SET PROBLEM ▸
Using the listing below, report all lines holding the word "Georgian".

[begin EXTRACTED ENTRIES]

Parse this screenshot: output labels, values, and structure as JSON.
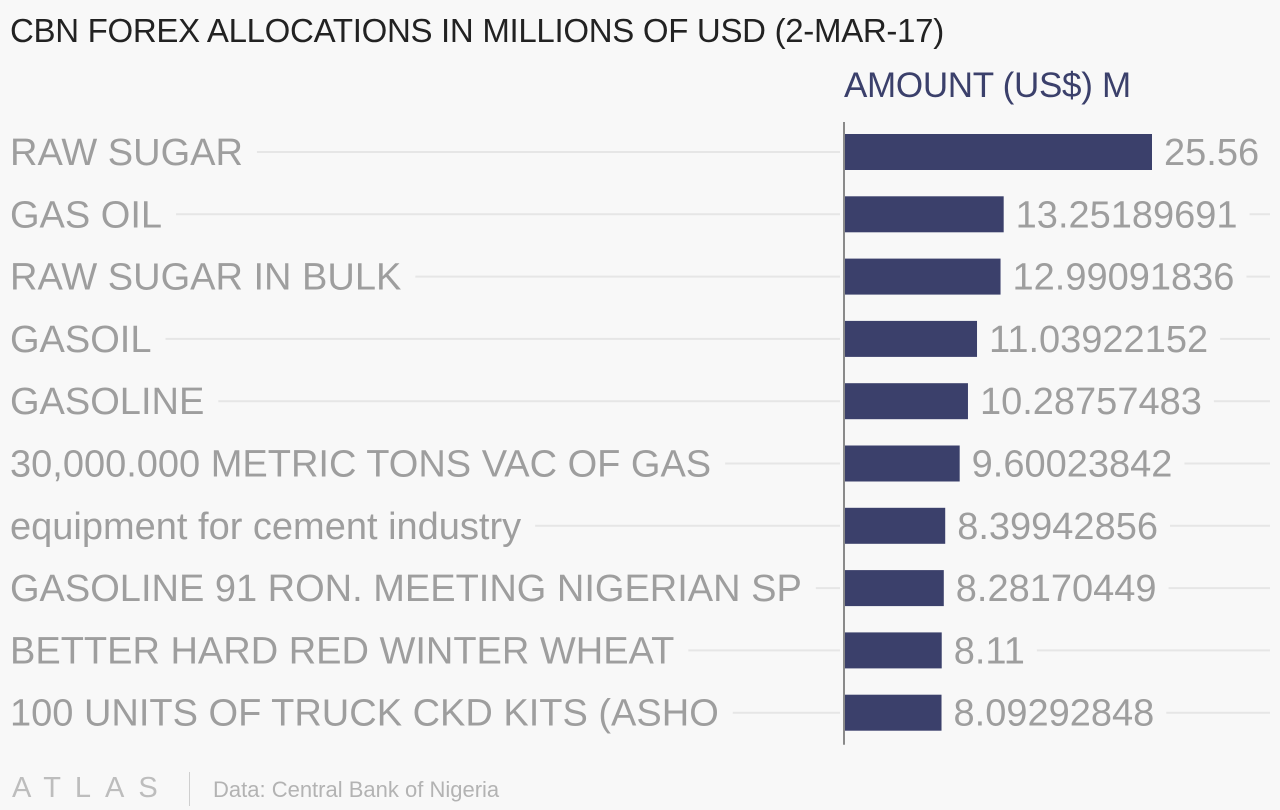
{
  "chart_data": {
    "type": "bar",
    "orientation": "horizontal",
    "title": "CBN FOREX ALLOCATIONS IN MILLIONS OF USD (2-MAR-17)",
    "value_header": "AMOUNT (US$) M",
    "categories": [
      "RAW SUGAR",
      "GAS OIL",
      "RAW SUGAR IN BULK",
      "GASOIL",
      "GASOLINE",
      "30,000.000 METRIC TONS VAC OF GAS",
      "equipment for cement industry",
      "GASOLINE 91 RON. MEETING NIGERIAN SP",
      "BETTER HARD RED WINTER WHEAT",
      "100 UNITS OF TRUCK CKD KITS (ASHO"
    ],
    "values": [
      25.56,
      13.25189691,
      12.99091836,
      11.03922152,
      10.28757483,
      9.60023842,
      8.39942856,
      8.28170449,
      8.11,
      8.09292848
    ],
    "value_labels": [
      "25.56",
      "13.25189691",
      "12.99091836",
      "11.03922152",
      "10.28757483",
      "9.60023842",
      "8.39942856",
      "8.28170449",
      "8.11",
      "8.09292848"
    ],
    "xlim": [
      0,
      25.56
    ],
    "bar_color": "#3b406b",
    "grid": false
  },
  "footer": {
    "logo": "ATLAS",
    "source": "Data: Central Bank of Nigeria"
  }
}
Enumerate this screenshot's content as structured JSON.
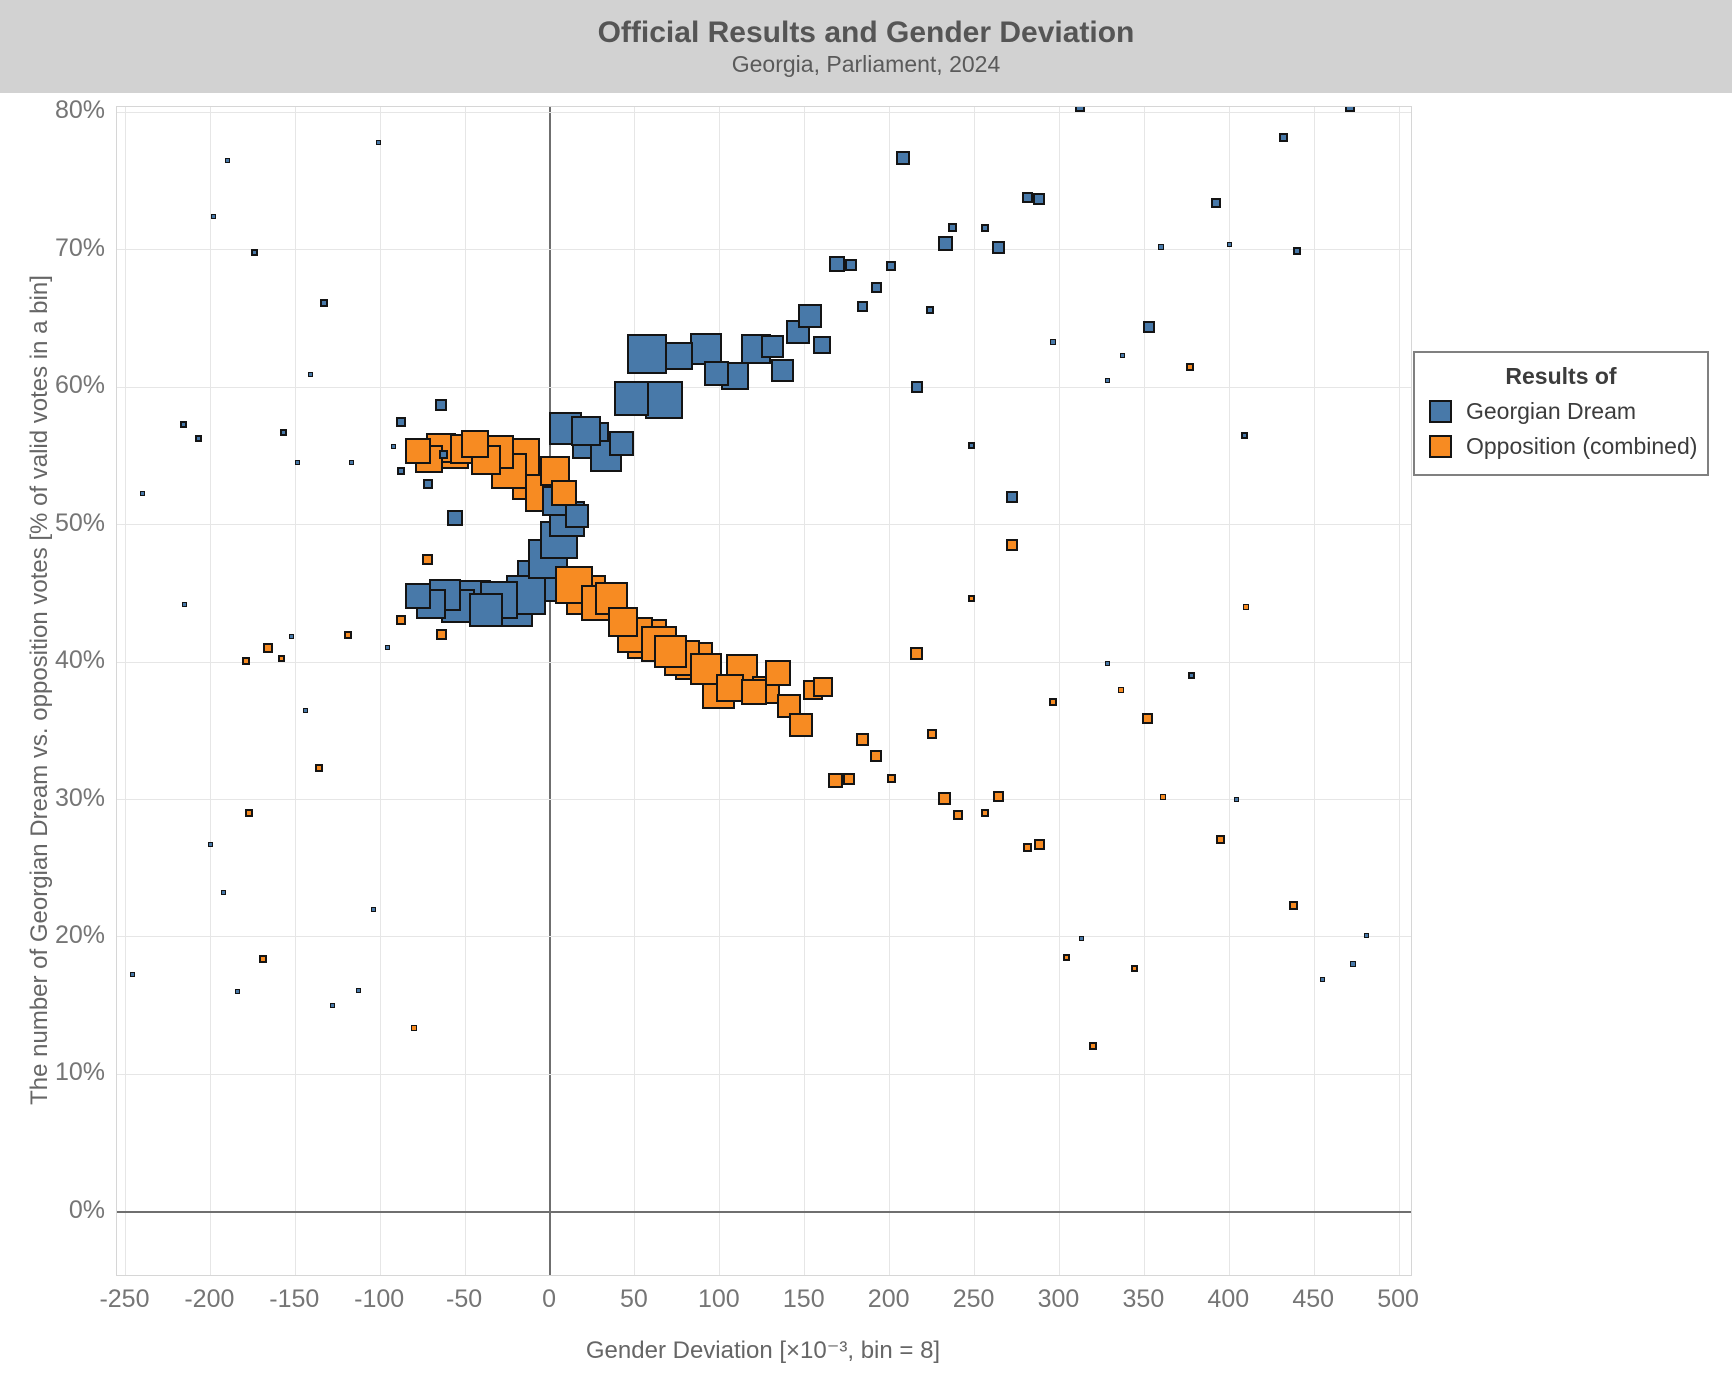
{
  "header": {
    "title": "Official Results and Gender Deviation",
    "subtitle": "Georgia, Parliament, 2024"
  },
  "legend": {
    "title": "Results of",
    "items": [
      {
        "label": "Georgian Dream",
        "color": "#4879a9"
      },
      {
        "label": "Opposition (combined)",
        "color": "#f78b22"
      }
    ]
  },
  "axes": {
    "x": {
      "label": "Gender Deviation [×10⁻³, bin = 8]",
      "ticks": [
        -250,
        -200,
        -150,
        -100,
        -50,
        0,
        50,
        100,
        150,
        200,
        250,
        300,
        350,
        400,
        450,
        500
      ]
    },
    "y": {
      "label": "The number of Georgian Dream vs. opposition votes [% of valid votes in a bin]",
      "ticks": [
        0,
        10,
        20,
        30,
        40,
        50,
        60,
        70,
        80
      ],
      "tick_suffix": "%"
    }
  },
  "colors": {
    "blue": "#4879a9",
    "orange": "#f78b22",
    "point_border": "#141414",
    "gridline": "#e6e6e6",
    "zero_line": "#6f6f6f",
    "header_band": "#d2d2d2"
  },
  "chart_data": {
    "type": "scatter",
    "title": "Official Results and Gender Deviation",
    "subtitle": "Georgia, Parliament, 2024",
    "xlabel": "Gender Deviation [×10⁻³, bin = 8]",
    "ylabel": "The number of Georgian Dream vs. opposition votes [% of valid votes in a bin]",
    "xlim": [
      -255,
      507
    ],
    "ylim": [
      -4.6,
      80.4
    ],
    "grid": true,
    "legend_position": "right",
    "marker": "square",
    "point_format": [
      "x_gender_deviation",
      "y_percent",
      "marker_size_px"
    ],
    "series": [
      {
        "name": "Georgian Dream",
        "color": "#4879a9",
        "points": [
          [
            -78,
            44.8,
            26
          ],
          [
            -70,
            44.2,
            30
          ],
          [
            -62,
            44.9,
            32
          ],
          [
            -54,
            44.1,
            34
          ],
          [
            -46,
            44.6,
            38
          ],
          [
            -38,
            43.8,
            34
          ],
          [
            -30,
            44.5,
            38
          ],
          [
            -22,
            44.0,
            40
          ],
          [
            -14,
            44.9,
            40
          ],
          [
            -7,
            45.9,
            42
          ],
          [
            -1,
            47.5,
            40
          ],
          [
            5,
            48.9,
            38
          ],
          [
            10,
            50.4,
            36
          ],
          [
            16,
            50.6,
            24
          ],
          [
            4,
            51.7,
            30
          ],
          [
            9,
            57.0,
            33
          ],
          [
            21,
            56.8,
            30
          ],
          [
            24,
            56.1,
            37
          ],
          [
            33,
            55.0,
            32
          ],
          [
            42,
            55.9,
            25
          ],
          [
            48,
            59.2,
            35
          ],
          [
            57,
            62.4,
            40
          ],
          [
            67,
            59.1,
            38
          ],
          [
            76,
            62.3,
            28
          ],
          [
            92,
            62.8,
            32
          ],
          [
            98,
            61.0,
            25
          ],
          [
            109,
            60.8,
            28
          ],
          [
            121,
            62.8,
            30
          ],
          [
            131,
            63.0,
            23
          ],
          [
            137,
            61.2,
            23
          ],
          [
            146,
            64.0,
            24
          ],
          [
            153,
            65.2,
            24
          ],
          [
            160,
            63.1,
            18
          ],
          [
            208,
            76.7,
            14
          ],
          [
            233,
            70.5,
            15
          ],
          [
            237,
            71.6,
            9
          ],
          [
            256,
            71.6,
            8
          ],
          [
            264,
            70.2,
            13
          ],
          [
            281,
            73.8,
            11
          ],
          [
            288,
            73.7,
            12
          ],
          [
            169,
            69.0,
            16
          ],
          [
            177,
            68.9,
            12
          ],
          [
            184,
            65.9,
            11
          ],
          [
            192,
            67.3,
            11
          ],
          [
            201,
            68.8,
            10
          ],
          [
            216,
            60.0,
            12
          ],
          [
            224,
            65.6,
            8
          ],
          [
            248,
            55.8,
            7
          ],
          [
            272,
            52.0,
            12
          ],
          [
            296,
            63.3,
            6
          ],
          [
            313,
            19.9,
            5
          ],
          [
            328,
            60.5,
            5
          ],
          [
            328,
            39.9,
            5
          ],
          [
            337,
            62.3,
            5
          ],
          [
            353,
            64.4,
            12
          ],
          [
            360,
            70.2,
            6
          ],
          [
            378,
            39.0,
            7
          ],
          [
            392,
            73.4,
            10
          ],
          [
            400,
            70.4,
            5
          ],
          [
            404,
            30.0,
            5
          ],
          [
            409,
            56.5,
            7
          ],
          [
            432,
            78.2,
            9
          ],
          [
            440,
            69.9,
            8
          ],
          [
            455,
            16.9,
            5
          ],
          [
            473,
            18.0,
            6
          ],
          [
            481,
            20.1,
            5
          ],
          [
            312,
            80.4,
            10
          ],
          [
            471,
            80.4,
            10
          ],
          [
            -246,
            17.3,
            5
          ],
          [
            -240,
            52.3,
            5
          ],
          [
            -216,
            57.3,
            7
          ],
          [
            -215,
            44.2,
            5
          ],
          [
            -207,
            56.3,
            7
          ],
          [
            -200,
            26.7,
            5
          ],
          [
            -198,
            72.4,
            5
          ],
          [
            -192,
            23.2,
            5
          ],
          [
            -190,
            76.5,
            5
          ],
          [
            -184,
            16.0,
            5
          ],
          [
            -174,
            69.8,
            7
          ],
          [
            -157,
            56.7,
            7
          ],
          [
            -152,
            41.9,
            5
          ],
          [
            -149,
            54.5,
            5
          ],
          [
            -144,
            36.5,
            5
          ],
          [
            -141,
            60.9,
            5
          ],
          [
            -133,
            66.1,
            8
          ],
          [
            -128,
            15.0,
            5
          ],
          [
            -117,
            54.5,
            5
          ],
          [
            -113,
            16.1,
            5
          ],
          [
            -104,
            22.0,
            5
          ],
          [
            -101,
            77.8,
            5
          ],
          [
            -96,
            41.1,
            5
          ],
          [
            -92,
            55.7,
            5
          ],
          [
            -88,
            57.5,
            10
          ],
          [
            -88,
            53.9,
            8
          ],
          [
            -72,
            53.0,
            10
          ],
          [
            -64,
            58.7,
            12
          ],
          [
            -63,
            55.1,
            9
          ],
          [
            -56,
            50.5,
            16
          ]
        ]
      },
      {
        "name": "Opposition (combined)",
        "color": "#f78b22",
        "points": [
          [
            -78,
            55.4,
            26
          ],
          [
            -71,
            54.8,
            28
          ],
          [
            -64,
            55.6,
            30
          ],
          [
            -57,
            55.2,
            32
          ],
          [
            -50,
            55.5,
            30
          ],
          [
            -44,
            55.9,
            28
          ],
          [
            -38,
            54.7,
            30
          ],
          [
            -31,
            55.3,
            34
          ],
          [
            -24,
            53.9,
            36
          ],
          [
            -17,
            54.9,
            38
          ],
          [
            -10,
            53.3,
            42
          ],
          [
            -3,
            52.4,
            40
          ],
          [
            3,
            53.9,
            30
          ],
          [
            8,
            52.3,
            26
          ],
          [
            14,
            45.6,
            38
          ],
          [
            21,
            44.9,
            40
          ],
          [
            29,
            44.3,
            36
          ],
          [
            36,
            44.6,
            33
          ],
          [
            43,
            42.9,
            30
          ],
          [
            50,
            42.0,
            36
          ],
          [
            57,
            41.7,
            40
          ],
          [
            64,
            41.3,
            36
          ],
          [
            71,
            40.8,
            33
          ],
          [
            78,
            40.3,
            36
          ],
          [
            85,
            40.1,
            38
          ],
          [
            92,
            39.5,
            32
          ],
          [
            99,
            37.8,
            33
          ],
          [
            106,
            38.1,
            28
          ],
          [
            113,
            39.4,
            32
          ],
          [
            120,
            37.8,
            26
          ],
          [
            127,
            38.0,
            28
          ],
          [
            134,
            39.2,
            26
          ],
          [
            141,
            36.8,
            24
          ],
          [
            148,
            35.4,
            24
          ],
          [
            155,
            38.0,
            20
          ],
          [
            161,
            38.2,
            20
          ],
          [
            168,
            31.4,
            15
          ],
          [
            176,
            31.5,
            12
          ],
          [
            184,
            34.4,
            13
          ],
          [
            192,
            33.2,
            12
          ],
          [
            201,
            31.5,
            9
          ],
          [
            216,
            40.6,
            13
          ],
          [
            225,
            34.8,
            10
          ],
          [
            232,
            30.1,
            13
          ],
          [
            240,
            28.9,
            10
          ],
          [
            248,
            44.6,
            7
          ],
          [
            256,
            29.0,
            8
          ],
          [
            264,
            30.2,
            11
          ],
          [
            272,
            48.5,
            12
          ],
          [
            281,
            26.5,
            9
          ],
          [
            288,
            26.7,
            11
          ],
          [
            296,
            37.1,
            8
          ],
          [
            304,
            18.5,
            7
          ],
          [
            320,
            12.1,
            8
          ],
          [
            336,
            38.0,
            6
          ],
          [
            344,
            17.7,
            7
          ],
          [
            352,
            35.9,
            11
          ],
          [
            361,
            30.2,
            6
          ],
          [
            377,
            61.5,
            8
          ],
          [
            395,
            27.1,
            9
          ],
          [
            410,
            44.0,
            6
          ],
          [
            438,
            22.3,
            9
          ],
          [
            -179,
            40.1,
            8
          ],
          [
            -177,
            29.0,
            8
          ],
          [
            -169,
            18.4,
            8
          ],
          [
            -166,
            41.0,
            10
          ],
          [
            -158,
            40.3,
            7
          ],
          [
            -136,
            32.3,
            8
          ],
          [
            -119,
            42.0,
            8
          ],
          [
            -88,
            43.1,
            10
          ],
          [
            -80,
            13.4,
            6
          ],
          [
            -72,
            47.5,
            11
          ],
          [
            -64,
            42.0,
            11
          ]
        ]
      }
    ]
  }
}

[end EXTRACTED ENTRIES]

FINAL RESULT ▸
        "label": "Georgian Dream",
      "label": "The number of Georgian Dream vs. opposition votes [% of valid votes in a bin]",
    "ylabel": "The number of Georgian Dream vs. opposition votes [% of valid votes in a bin]",
        "name": "Georgian Dream",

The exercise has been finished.